Print the records below word for word, but leave out the pictures.
[START OF Given information]
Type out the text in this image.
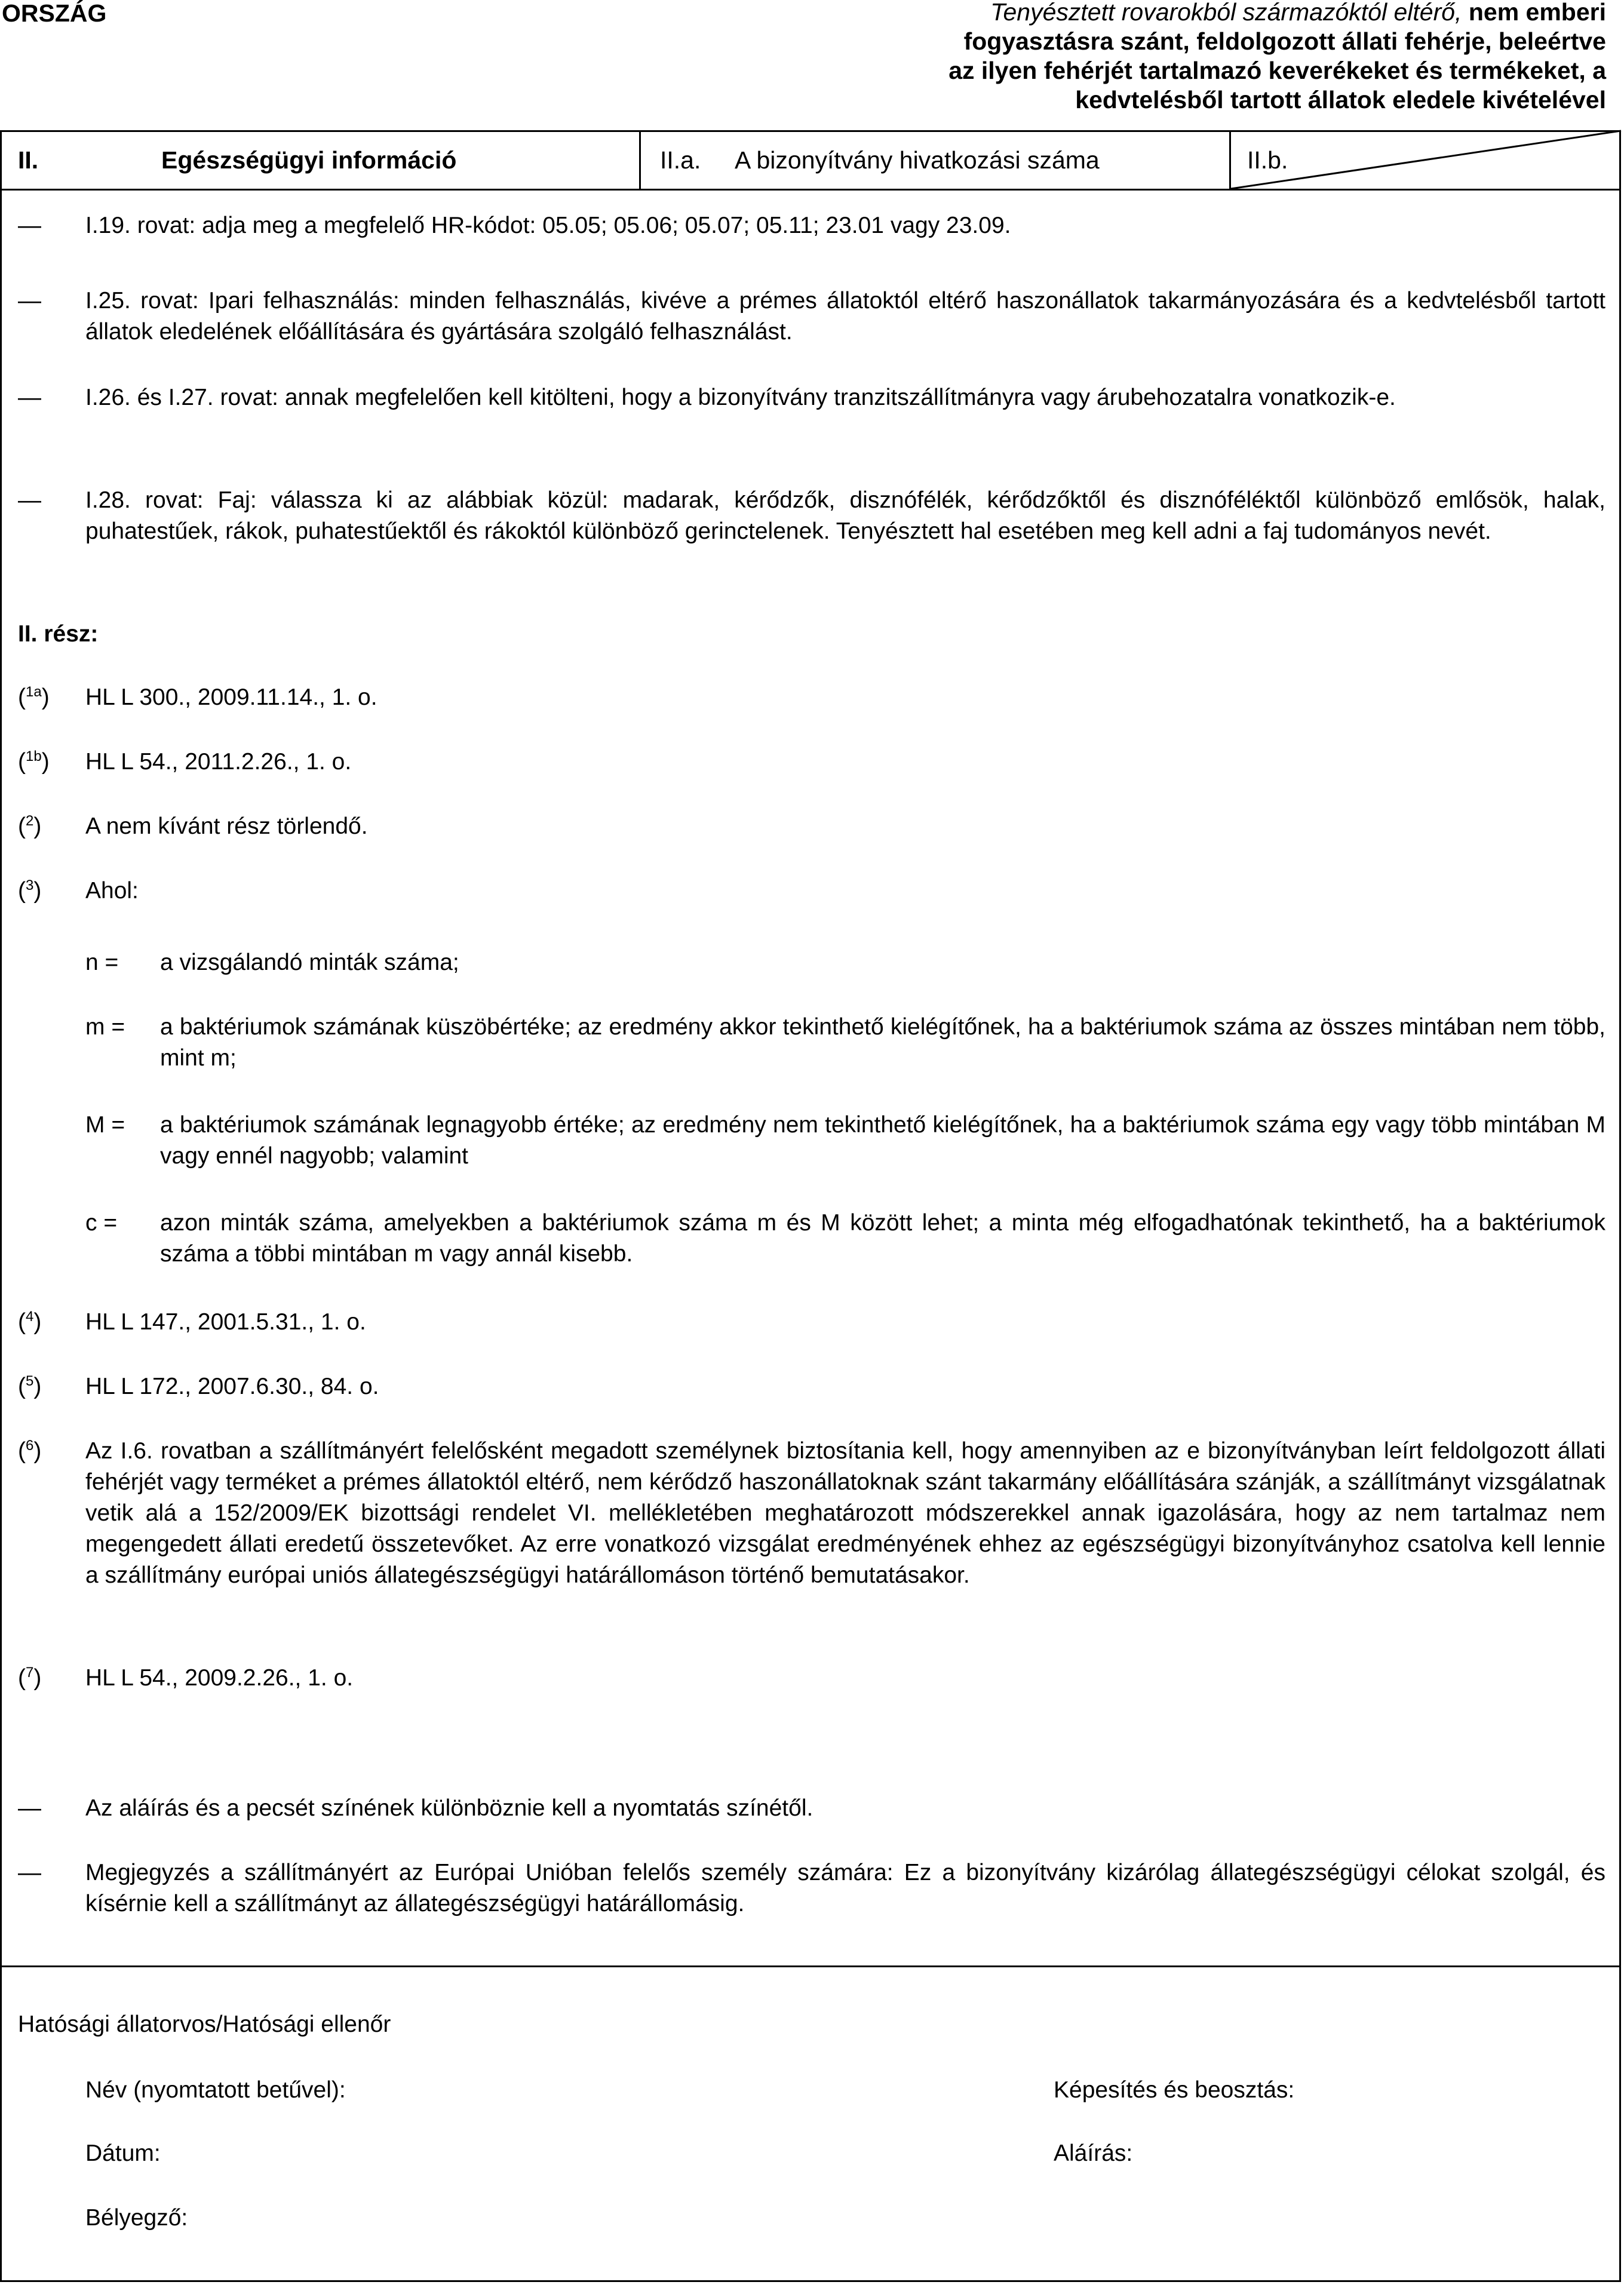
ORSZÁG	Tenyésztett rovarokból származóktól eltérő, nem emberi
fogyasztásra szánt, feldolgozott állati fehérje, beleértve
az ilyen fehérjét tartalmazó keverékeket és termékeket, a
kedvtelésből tartott állatok eledele kivételével
II.	Egészségügyi információ	II.a. A bizonyítvány hivatkozási száma	II.b.
—	I.19. rovat: adja meg a megfelelő HR-kódot: 05.05; 05.06; 05.07; 05.11; 23.01 vagy 23.09.
—	I.25. rovat: Ipari felhasználás: minden felhasználás, kivéve a prémes állatoktól eltérő haszonállatok takarmányozására és a kedvtelésből tartott állatok eledelének előállítására és gyártására szolgáló felhasználást.
—	I.26. és I.27. rovat: annak megfelelően kell kitölteni, hogy a bizonyítvány tranzitszállítmányra vagy árubehozatalra vonatkozik-e.
—	I.28. rovat: Faj: válassza ki az alábbiak közül: madarak, kérődzők, disznófélék, kérődzőktől és disznóféléktől különböző emlősök, halak, puhatestűek, rákok, puhatestűektől és rákoktól különböző gerinctelenek. Tenyésztett hal esetében meg kell adni a faj tudományos nevét.
II. rész:
($^{1a}$)	HL L 300., 2009.11.14., 1. o.
($^{1b}$)	HL L 54., 2011.2.26., 1. o.
($^2$)	A nem kívánt rész törlendő.
($^3$)	Ahol:
n =	a vizsgálandó minták száma;
m =	a baktériumok számának küszöbértéke; az eredmény akkor tekinthető kielégítőnek, ha a baktériumok száma az összes mintában nem több, mint m;
M =	a baktériumok számának legnagyobb értéke; az eredmény nem tekinthető kielégítőnek, ha a baktériumok száma egy vagy több mintában M vagy ennél nagyobb; valamint
c =	azon minták száma, amelyekben a baktériumok száma m és M között lehet; a minta még elfogadhatónak tekinthető, ha a baktériumok száma a többi mintában m vagy annál kisebb.
($^4$)	HL L 147., 2001.5.31., 1. o.
($^5$)	HL L 172., 2007.6.30., 84. o.
($^6$)	Az I.6. rovatban a szállítmányért felelősként megadott személynek biztosítania kell, hogy amennyiben az e bizonyítványban leírt feldolgozott állati fehérjét vagy terméket a prémes állatoktól eltérő, nem kérődző haszonállatoknak szánt takarmány előállítására szánják, a szállítmányt vizsgálatnak vetik alá a 152/2009/EK bizottsági rendelet VI. mellékletében meghatározott módszerekkel annak igazolására, hogy az nem tartalmaz nem megengedett állati eredetű összetevőket. Az erre vonatkozó vizsgálat eredményének ehhez az egészségügyi bizonyítványhoz csatolva kell lennie a szállítmány európai uniós állategészségügyi határállomáson történő bemutatásakor.
($^7$)	HL L 54., 2009.2.26., 1. o.
—	Az aláírás és a pecsét színének különböznie kell a nyomtatás színétől.
—	Megjegyzés a szállítmányért az Európai Unióban felelős személy számára: Ez a bizonyítvány kizárólag állategészségügyi célokat szolgál, és kísérnie kell a szállítmányt az állategészségügyi határállomásig.
Hatósági állatorvos/Hatósági ellenőr
Név (nyomtatott betűvel):	Képesítés és beosztás:
Dátum:	Aláírás:
Bélyegző:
[END OF Given information]
→ **Expected answer**:
Type out the text in this image.
ORSZÁG	Tenyésztett rovarokból származóktól eltérő, nem emberi
fogyasztásra szánt, feldolgozott állati fehérje, beleértve
az ilyen fehérjét tartalmazó keverékeket és termékeket, a
kedvtelésből tartott állatok eledele kivételével
II.	Egészségügyi információ	II.a. A bizonyítvány hivatkozási száma	II.b.
—	I.19. rovat: adja meg a megfelelő HR-kódot: 05.05; 05.06; 05.07; 05.11; 23.01 vagy 23.09.
—	I.25. rovat: Ipari felhasználás: minden felhasználás, kivéve a prémes állatoktól eltérő haszonállatok takarmányozására és a kedvtelésből tartott állatok eledelének előállítására és gyártására szolgáló felhasználást.
—	I.26. és I.27. rovat: annak megfelelően kell kitölteni, hogy a bizonyítvány tranzitszállítmányra vagy árubehozatalra vonatkozik-e.
—	I.28. rovat: Faj: válassza ki az alábbiak közül: madarak, kérődzők, disznófélék, kérődzőktől és disznóféléktől különböző emlősök, halak, puhatestűek, rákok, puhatestűektől és rákoktól különböző gerinctelenek. Tenyésztett hal esetében meg kell adni a faj tudományos nevét.
II. rész:
($^{1a}$)	HL L 300., 2009.11.14., 1. o.
($^{1b}$)	HL L 54., 2011.2.26., 1. o.
($^2$)	A nem kívánt rész törlendő.
($^3$)	Ahol:
n =	a vizsgálandó minták száma;
m =	a baktériumok számának küszöbértéke; az eredmény akkor tekinthető kielégítőnek, ha a baktériumok száma az összes mintában nem több, mint m;
M =	a baktériumok számának legnagyobb értéke; az eredmény nem tekinthető kielégítőnek, ha a baktériumok száma egy vagy több mintában M vagy ennél nagyobb; valamint
c =	azon minták száma, amelyekben a baktériumok száma m és M között lehet; a minta még elfogadhatónak tekinthető, ha a baktériumok száma a többi mintában m vagy annál kisebb.
($^4$)	HL L 147., 2001.5.31., 1. o.
($^5$)	HL L 172., 2007.6.30., 84. o.
($^6$)	Az I.6. rovatban a szállítmányért felelősként megadott személynek biztosítania kell, hogy amennyiben az e bizonyítványban leírt feldolgozott állati fehérjét vagy terméket a prémes állatoktól eltérő, nem kérődző haszonállatoknak szánt takarmány előállítására szánják, a szállítmányt vizsgálatnak vetik alá a 152/2009/EK bizottsági rendelet VI. mellékletében meghatározott módszerekkel annak igazolására, hogy az nem tartalmaz nem megengedett állati eredetű összetevőket. Az erre vonatkozó vizsgálat eredményének ehhez az egészségügyi bizonyítványhoz csatolva kell lennie a szállítmány európai uniós állategészségügyi határállomáson történő bemutatásakor.
($^7$)	HL L 54., 2009.2.26., 1. o.
—	Az aláírás és a pecsét színének különböznie kell a nyomtatás színétől.
—	Megjegyzés a szállítmányért az Európai Unióban felelős személy számára: Ez a bizonyítvány kizárólag állategészségügyi célokat szolgál, és kísérnie kell a szállítmányt az állategészségügyi határállomásig.
Hatósági állatorvos/Hatósági ellenőr
Név (nyomtatott betűvel):	Képesítés és beosztás:
Dátum:	Aláírás:
Bélyegző:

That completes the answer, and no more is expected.